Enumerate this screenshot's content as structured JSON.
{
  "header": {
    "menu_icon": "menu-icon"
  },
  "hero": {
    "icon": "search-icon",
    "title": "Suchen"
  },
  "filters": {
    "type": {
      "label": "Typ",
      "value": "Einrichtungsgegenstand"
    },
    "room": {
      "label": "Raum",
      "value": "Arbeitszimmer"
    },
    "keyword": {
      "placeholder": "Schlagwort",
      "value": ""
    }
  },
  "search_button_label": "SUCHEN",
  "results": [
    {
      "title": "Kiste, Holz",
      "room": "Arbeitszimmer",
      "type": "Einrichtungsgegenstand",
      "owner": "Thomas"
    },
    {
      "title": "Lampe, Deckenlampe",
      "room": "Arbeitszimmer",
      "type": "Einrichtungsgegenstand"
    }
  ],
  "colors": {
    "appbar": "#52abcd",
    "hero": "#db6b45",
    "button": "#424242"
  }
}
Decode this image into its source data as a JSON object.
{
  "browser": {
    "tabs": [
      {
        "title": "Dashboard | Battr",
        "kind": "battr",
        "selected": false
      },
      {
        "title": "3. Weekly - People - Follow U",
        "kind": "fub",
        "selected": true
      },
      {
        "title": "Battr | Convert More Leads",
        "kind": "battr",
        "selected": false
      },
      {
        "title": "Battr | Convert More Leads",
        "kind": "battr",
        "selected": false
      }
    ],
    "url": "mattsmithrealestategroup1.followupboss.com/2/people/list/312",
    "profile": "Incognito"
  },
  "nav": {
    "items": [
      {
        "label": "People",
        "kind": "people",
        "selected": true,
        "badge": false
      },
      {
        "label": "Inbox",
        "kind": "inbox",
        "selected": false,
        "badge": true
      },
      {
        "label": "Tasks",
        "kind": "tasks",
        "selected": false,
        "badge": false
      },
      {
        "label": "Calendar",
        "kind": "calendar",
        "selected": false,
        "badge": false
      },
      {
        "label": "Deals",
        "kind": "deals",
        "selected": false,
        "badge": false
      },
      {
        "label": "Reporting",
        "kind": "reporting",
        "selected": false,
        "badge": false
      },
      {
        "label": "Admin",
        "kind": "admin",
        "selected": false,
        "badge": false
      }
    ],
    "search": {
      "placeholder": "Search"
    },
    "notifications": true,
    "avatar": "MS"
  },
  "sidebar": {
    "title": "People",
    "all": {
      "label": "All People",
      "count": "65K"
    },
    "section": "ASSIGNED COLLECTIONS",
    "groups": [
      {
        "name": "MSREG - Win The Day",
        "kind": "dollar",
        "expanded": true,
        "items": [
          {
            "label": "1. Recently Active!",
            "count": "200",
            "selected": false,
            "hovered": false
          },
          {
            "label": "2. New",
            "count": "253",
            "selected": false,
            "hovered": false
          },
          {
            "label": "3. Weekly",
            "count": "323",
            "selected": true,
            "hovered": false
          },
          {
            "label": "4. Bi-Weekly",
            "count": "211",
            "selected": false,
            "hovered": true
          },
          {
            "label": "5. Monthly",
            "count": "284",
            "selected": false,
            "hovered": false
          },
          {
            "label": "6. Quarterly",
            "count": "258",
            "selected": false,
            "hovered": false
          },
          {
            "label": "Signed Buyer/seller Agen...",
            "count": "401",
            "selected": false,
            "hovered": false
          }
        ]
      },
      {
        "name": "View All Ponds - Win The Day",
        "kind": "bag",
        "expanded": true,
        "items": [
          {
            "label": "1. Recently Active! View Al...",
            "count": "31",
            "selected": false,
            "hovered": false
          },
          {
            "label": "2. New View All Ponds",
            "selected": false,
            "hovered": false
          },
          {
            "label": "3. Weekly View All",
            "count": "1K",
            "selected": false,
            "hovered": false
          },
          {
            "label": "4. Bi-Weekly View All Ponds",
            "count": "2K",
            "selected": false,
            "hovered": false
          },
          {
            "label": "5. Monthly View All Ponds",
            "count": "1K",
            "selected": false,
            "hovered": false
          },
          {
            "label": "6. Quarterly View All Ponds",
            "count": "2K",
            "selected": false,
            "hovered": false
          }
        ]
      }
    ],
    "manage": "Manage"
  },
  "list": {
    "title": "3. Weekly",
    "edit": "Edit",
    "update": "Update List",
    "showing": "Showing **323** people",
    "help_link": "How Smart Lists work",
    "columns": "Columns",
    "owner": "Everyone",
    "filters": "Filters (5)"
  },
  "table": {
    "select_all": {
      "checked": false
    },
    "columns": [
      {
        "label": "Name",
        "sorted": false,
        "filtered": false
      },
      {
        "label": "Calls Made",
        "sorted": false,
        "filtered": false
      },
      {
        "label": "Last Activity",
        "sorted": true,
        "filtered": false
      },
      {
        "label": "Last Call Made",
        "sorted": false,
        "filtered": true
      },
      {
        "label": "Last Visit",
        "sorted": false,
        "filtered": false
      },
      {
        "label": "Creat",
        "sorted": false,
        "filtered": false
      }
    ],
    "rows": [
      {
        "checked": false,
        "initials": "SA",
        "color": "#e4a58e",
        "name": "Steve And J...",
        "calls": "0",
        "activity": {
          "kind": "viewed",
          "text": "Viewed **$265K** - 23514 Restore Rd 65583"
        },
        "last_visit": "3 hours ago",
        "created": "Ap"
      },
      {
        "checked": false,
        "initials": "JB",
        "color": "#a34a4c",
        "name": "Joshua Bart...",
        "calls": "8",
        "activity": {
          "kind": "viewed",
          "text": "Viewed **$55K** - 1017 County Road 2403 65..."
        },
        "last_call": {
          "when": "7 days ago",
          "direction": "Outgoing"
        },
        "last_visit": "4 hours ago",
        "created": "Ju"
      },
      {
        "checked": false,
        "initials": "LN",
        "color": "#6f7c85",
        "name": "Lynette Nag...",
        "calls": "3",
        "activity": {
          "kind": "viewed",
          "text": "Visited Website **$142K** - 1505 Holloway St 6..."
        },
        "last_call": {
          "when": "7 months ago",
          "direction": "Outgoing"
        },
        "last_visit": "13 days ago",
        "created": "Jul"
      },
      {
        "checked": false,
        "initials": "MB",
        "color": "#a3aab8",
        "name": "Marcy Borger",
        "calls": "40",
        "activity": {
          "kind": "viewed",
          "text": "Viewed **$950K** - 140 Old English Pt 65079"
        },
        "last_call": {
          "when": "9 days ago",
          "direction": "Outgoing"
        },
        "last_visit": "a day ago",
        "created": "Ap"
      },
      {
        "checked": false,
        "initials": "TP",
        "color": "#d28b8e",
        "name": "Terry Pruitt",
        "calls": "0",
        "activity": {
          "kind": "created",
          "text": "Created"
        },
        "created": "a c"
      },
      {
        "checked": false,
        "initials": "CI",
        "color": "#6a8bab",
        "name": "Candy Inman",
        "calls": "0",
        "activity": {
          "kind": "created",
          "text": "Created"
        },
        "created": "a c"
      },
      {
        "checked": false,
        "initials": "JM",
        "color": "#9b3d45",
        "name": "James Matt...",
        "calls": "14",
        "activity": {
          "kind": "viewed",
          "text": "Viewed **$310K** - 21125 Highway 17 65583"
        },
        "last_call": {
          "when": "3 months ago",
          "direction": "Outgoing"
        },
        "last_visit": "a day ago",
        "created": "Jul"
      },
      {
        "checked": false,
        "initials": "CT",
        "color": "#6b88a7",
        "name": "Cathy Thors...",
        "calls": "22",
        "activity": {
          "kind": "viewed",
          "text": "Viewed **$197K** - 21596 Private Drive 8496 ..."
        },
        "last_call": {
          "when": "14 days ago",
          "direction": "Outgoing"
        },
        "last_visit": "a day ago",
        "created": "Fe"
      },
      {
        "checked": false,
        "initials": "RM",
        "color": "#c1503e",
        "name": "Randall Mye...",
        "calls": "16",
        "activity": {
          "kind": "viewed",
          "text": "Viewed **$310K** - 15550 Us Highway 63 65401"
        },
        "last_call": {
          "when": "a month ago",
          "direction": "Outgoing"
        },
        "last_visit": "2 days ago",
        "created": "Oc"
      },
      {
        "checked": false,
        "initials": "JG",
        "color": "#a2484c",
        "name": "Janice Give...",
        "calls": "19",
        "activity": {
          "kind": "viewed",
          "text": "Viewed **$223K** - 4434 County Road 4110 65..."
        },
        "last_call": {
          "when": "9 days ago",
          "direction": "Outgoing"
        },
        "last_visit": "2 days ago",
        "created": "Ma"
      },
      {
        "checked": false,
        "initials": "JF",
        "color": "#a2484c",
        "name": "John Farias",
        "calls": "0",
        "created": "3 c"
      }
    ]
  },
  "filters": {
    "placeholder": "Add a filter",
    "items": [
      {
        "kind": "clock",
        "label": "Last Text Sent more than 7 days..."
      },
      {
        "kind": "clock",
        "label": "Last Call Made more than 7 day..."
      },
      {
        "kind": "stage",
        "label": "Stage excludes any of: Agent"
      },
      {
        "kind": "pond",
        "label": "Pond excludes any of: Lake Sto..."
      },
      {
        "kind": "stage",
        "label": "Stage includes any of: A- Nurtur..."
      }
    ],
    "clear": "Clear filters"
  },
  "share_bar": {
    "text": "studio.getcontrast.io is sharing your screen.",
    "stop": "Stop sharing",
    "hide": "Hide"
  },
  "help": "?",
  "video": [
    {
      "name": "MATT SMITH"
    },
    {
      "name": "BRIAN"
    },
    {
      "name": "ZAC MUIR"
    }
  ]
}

YOUR TASK
Return every line from the records above that holds the word "Recently".

REPLY
            "label": "1. Recently Active!",
            "label": "1. Recently Active! View Al...",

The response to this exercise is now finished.